* Task to carry out
Search the material and gather each line with "kommun" in it.
--------------------------------
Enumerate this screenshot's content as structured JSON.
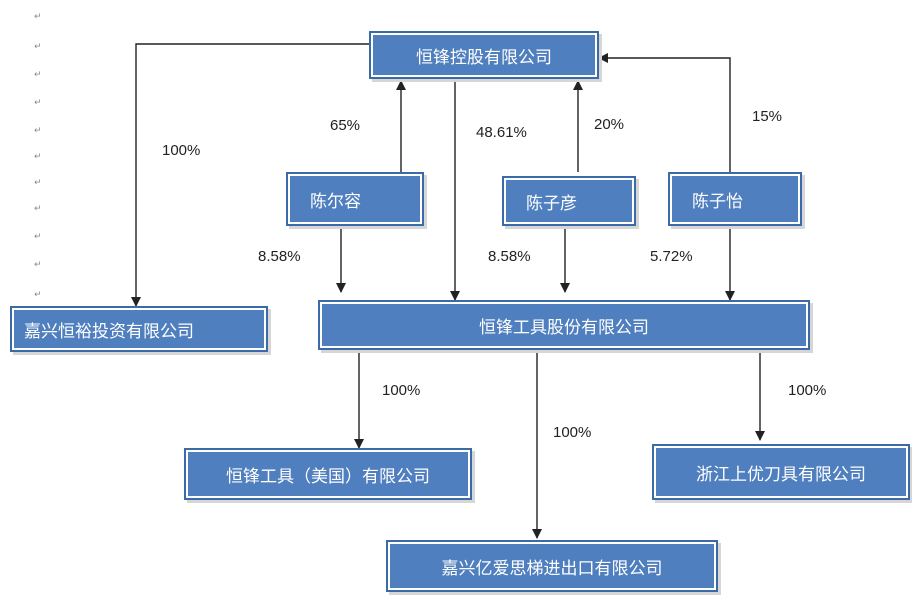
{
  "nodes": {
    "hengfeng_holding": "恒锋控股有限公司",
    "chen_errong": "陈尔容",
    "chen_ziyan": "陈子彦",
    "chen_ziyi": "陈子怡",
    "jiaxing_hengyu": "嘉兴恒裕投资有限公司",
    "hengfeng_tools": "恒锋工具股份有限公司",
    "hengfeng_usa": "恒锋工具（美国）有限公司",
    "zhejiang_shangyou": "浙江上优刀具有限公司",
    "jiaxing_yiaisi": "嘉兴亿爱思梯进出口有限公司"
  },
  "labels": {
    "holding_to_hengyu": "100%",
    "errong_to_holding": "65%",
    "holding_to_tools": "48.61%",
    "ziyan_to_holding": "20%",
    "ziyi_to_holding": "15%",
    "errong_to_tools": "8.58%",
    "ziyan_to_tools": "8.58%",
    "ziyi_to_tools": "5.72%",
    "tools_to_usa": "100%",
    "tools_to_yiaisi": "100%",
    "tools_to_shangyou": "100%"
  },
  "paragraph_mark": "↵"
}
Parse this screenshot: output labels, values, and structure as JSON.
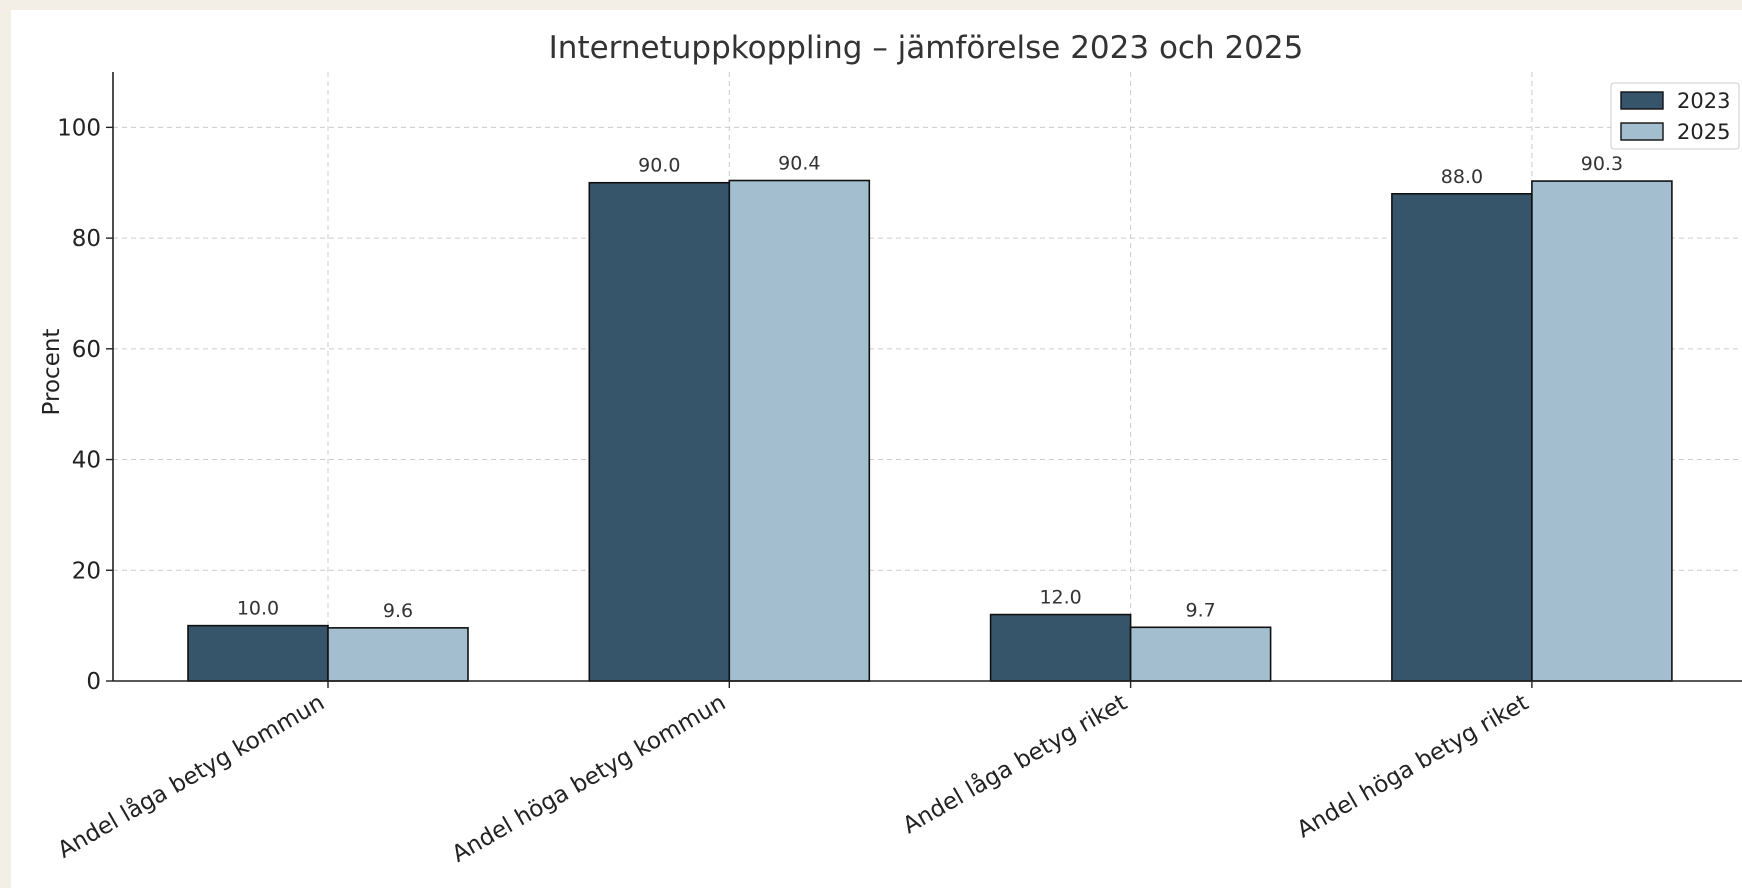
{
  "chart_data": {
    "type": "bar",
    "title": "Internetuppkoppling – jämförelse 2023 och 2025",
    "xlabel": "",
    "ylabel": "Procent",
    "ylim": [
      0,
      110
    ],
    "yticks": [
      0,
      20,
      40,
      60,
      80,
      100
    ],
    "categories": [
      "Andel låga betyg kommun",
      "Andel höga betyg kommun",
      "Andel låga betyg riket",
      "Andel höga betyg riket"
    ],
    "series": [
      {
        "name": "2023",
        "color": "#36556a",
        "values": [
          10.0,
          90.0,
          12.0,
          88.0
        ],
        "labels": [
          "10.0",
          "90.0",
          "12.0",
          "88.0"
        ]
      },
      {
        "name": "2025",
        "color": "#a3bfcf",
        "values": [
          9.6,
          90.4,
          9.7,
          90.3
        ],
        "labels": [
          "9.6",
          "90.4",
          "9.7",
          "90.3"
        ]
      }
    ],
    "grid": true,
    "legend": "top-right"
  }
}
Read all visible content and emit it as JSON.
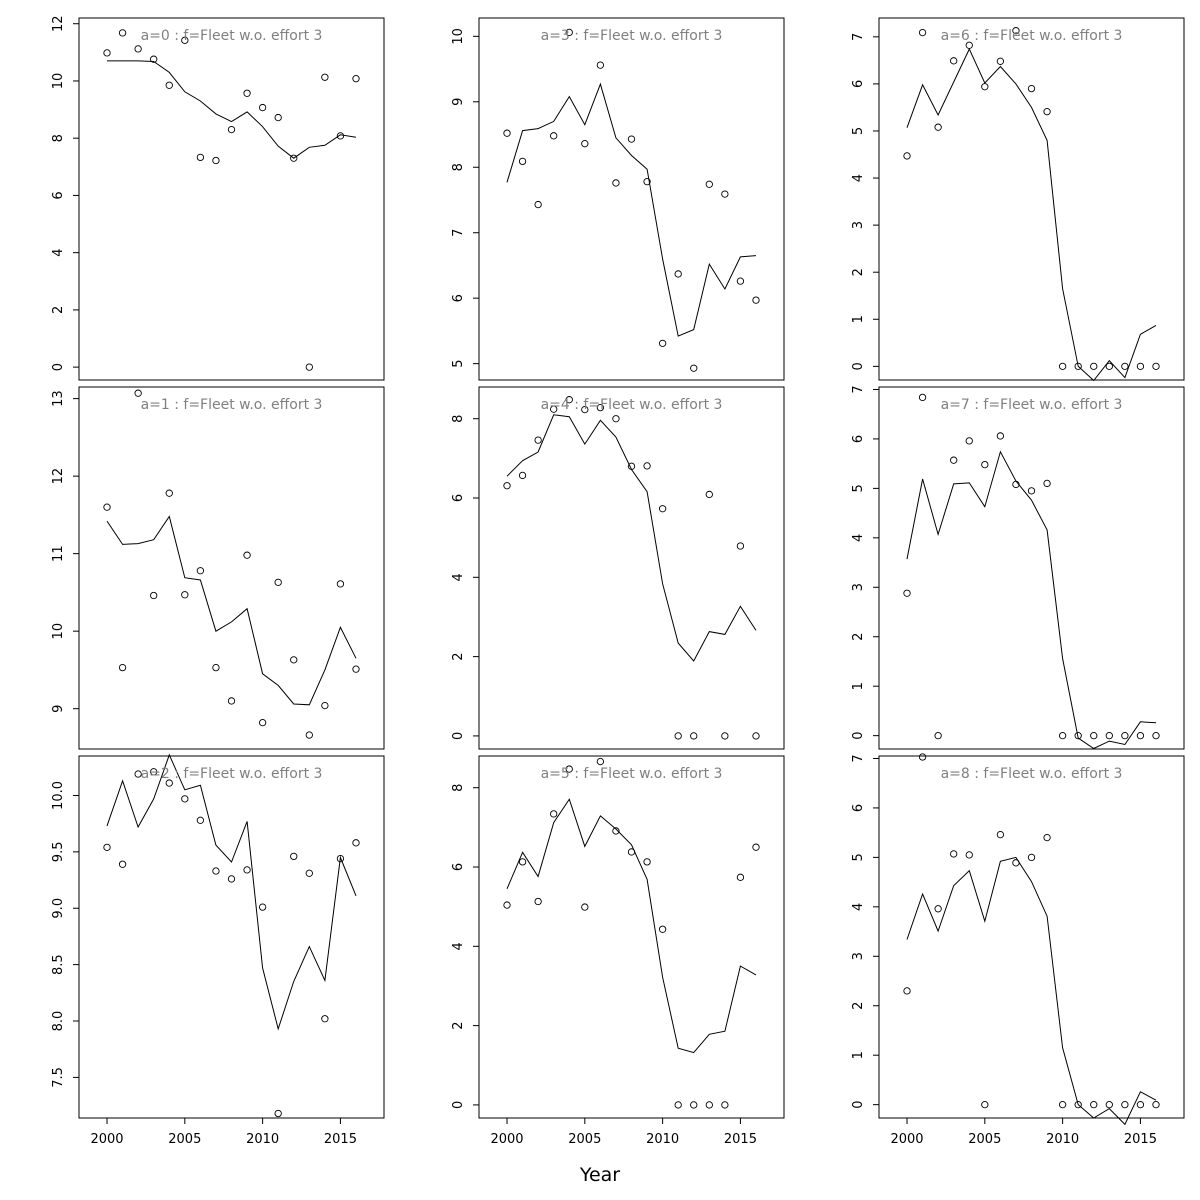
{
  "xlabel": "Year",
  "chart_data": [
    {
      "type": "scatter",
      "title": "a=0  :  f=Fleet w.o. effort 3",
      "x": [
        2000,
        2001,
        2002,
        2003,
        2004,
        2005,
        2006,
        2007,
        2008,
        2009,
        2010,
        2011,
        2012,
        2013,
        2014,
        2015,
        2016
      ],
      "xlim": [
        1998.2,
        2017.8
      ],
      "xticks": [
        2000,
        2005,
        2010,
        2015
      ],
      "ylim": [
        -0.45,
        12.2
      ],
      "yticks": [
        0,
        2,
        4,
        6,
        8,
        10,
        12
      ],
      "observed": [
        10.98,
        11.68,
        11.12,
        10.76,
        9.85,
        11.42,
        7.33,
        7.22,
        8.3,
        9.57,
        9.07,
        8.72,
        7.3,
        0.0,
        10.13,
        8.08,
        10.08
      ],
      "fitted": [
        10.7,
        10.7,
        10.7,
        10.68,
        10.3,
        9.62,
        9.3,
        8.85,
        8.58,
        8.92,
        8.4,
        7.72,
        7.3,
        7.68,
        7.75,
        8.12,
        8.03
      ]
    },
    {
      "type": "scatter",
      "title": "a=1  :  f=Fleet w.o. effort 3",
      "x": [
        2000,
        2001,
        2002,
        2003,
        2004,
        2005,
        2006,
        2007,
        2008,
        2009,
        2010,
        2011,
        2012,
        2013,
        2014,
        2015,
        2016
      ],
      "xlim": [
        1998.2,
        2017.8
      ],
      "xticks": [
        2000,
        2005,
        2010,
        2015
      ],
      "ylim": [
        8.48,
        13.15
      ],
      "yticks": [
        9,
        10,
        11,
        12,
        13
      ],
      "observed": [
        11.6,
        9.53,
        13.07,
        10.46,
        11.78,
        10.47,
        10.78,
        9.53,
        9.1,
        10.98,
        8.82,
        10.63,
        9.63,
        8.66,
        9.04,
        10.61,
        9.51
      ],
      "fitted": [
        11.42,
        11.12,
        11.13,
        11.18,
        11.48,
        10.69,
        10.66,
        10.0,
        10.12,
        10.29,
        9.45,
        9.3,
        9.06,
        9.05,
        9.5,
        10.05,
        9.65
      ]
    },
    {
      "type": "scatter",
      "title": "a=2  :  f=Fleet w.o. effort 3",
      "x": [
        2000,
        2001,
        2002,
        2003,
        2004,
        2005,
        2006,
        2007,
        2008,
        2009,
        2010,
        2011,
        2012,
        2013,
        2014,
        2015,
        2016
      ],
      "xlim": [
        1998.2,
        2017.8
      ],
      "xticks": [
        2000,
        2005,
        2010,
        2015
      ],
      "xticklabels": [
        "2000",
        "2005",
        "2010",
        "2015"
      ],
      "ylim": [
        7.14,
        10.35
      ],
      "yticks": [
        7.5,
        8.0,
        8.5,
        9.0,
        9.5,
        10.0
      ],
      "yticklabels": [
        "7.5",
        "8.0",
        "8.5",
        "9.0",
        "9.5",
        "10.0"
      ],
      "observed": [
        9.54,
        9.39,
        10.19,
        10.21,
        10.11,
        9.97,
        9.78,
        9.33,
        9.26,
        9.34,
        9.01,
        7.18,
        9.46,
        9.31,
        8.02,
        9.44,
        9.58
      ],
      "fitted": [
        9.73,
        10.13,
        9.72,
        9.97,
        10.36,
        10.05,
        10.09,
        9.56,
        9.41,
        9.77,
        8.47,
        7.93,
        8.35,
        8.66,
        8.36,
        9.45,
        9.11
      ]
    },
    {
      "type": "scatter",
      "title": "a=3  :  f=Fleet w.o. effort 3",
      "x": [
        2000,
        2001,
        2002,
        2003,
        2004,
        2005,
        2006,
        2007,
        2008,
        2009,
        2010,
        2011,
        2012,
        2013,
        2014,
        2015,
        2016
      ],
      "xlim": [
        1998.2,
        2017.8
      ],
      "xticks": [
        2000,
        2005,
        2010,
        2015
      ],
      "ylim": [
        4.75,
        10.28
      ],
      "yticks": [
        5,
        6,
        7,
        8,
        9,
        10
      ],
      "observed": [
        8.52,
        8.09,
        7.43,
        8.48,
        10.06,
        8.36,
        9.56,
        7.76,
        8.43,
        7.78,
        5.31,
        6.37,
        4.93,
        7.74,
        7.59,
        6.26,
        5.97
      ],
      "fitted": [
        7.77,
        8.56,
        8.59,
        8.7,
        9.08,
        8.65,
        9.27,
        8.45,
        8.18,
        7.97,
        6.6,
        5.42,
        5.52,
        6.52,
        6.14,
        6.63,
        6.65
      ]
    },
    {
      "type": "scatter",
      "title": "a=4  :  f=Fleet w.o. effort 3",
      "x": [
        2000,
        2001,
        2002,
        2003,
        2004,
        2005,
        2006,
        2007,
        2008,
        2009,
        2010,
        2011,
        2012,
        2013,
        2014,
        2015,
        2016
      ],
      "xlim": [
        1998.2,
        2017.8
      ],
      "xticks": [
        2000,
        2005,
        2010,
        2015
      ],
      "ylim": [
        -0.33,
        8.8
      ],
      "yticks": [
        0,
        2,
        4,
        6,
        8
      ],
      "observed": [
        6.31,
        6.57,
        7.46,
        8.24,
        8.48,
        8.23,
        8.28,
        8.0,
        6.8,
        6.81,
        5.73,
        0.0,
        0.0,
        6.09,
        0.0,
        4.79,
        0.0
      ],
      "fitted": [
        6.55,
        6.94,
        7.16,
        8.1,
        8.05,
        7.36,
        7.96,
        7.54,
        6.72,
        6.16,
        3.84,
        2.34,
        1.89,
        2.63,
        2.56,
        3.27,
        2.66
      ]
    },
    {
      "type": "scatter",
      "title": "a=5  :  f=Fleet w.o. effort 3",
      "x": [
        2000,
        2001,
        2002,
        2003,
        2004,
        2005,
        2006,
        2007,
        2008,
        2009,
        2010,
        2011,
        2012,
        2013,
        2014,
        2015,
        2016
      ],
      "xlim": [
        1998.2,
        2017.8
      ],
      "xticks": [
        2000,
        2005,
        2010,
        2015
      ],
      "ylim": [
        -0.33,
        8.8
      ],
      "yticks": [
        0,
        2,
        4,
        6,
        8
      ],
      "observed": [
        5.04,
        6.13,
        5.13,
        7.34,
        8.47,
        4.99,
        8.66,
        6.91,
        6.38,
        6.13,
        4.43,
        0.0,
        0.0,
        0.0,
        0.0,
        5.74,
        6.5
      ],
      "fitted": [
        5.45,
        6.37,
        5.76,
        7.12,
        7.71,
        6.52,
        7.29,
        6.96,
        6.56,
        5.69,
        3.22,
        1.43,
        1.32,
        1.78,
        1.86,
        3.5,
        3.28
      ]
    },
    {
      "type": "scatter",
      "title": "a=6  :  f=Fleet w.o. effort 3",
      "x": [
        2000,
        2001,
        2002,
        2003,
        2004,
        2005,
        2006,
        2007,
        2008,
        2009,
        2010,
        2011,
        2012,
        2013,
        2014,
        2015,
        2016
      ],
      "xlim": [
        1998.2,
        2017.8
      ],
      "xticks": [
        2000,
        2005,
        2010,
        2015
      ],
      "ylim": [
        -0.29,
        7.4
      ],
      "yticks": [
        0,
        1,
        2,
        3,
        4,
        5,
        6,
        7
      ],
      "observed": [
        4.47,
        7.09,
        5.08,
        6.49,
        6.82,
        5.94,
        6.48,
        7.13,
        5.9,
        5.41,
        0.0,
        0.0,
        0.0,
        0.0,
        0.0,
        0.0,
        0.0
      ],
      "fitted": [
        5.07,
        5.98,
        5.34,
        6.04,
        6.74,
        6.02,
        6.37,
        6.0,
        5.5,
        4.8,
        1.65,
        0.0,
        -0.3,
        0.12,
        -0.24,
        0.68,
        0.87
      ]
    },
    {
      "type": "scatter",
      "title": "a=7  :  f=Fleet w.o. effort 3",
      "x": [
        2000,
        2001,
        2002,
        2003,
        2004,
        2005,
        2006,
        2007,
        2008,
        2009,
        2010,
        2011,
        2012,
        2013,
        2014,
        2015,
        2016
      ],
      "xlim": [
        1998.2,
        2017.8
      ],
      "xticks": [
        2000,
        2005,
        2010,
        2015
      ],
      "ylim": [
        -0.27,
        7.05
      ],
      "yticks": [
        0,
        1,
        2,
        3,
        4,
        5,
        6,
        7
      ],
      "observed": [
        2.88,
        6.84,
        0.0,
        5.57,
        5.96,
        5.48,
        6.06,
        5.08,
        4.95,
        5.1,
        0.0,
        0.0,
        0.0,
        0.0,
        0.0,
        0.0,
        0.0
      ],
      "fitted": [
        3.57,
        5.19,
        4.07,
        5.09,
        5.11,
        4.63,
        5.74,
        5.15,
        4.76,
        4.16,
        1.56,
        -0.05,
        -0.26,
        -0.11,
        -0.18,
        0.28,
        0.26
      ]
    },
    {
      "type": "scatter",
      "title": "a=8  :  f=Fleet w.o. effort 3",
      "x": [
        2000,
        2001,
        2002,
        2003,
        2004,
        2005,
        2006,
        2007,
        2008,
        2009,
        2010,
        2011,
        2012,
        2013,
        2014,
        2015,
        2016
      ],
      "xlim": [
        1998.2,
        2017.8
      ],
      "xticks": [
        2000,
        2005,
        2010,
        2015
      ],
      "ylim": [
        -0.27,
        7.05
      ],
      "yticks": [
        0,
        1,
        2,
        3,
        4,
        5,
        6,
        7
      ],
      "observed": [
        2.3,
        7.03,
        3.96,
        5.07,
        5.05,
        0.0,
        5.46,
        4.89,
        5.0,
        5.4,
        0.0,
        0.0,
        0.0,
        0.0,
        0.0,
        0.0,
        0.0
      ],
      "fitted": [
        3.34,
        4.26,
        3.51,
        4.43,
        4.73,
        3.71,
        4.92,
        5.0,
        4.51,
        3.81,
        1.15,
        0.0,
        -0.27,
        -0.08,
        -0.4,
        0.26,
        0.09
      ]
    }
  ]
}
--------------------------------
* Full output
      "Andel låga betyg kommun",
      "Andel höga betyg kommun",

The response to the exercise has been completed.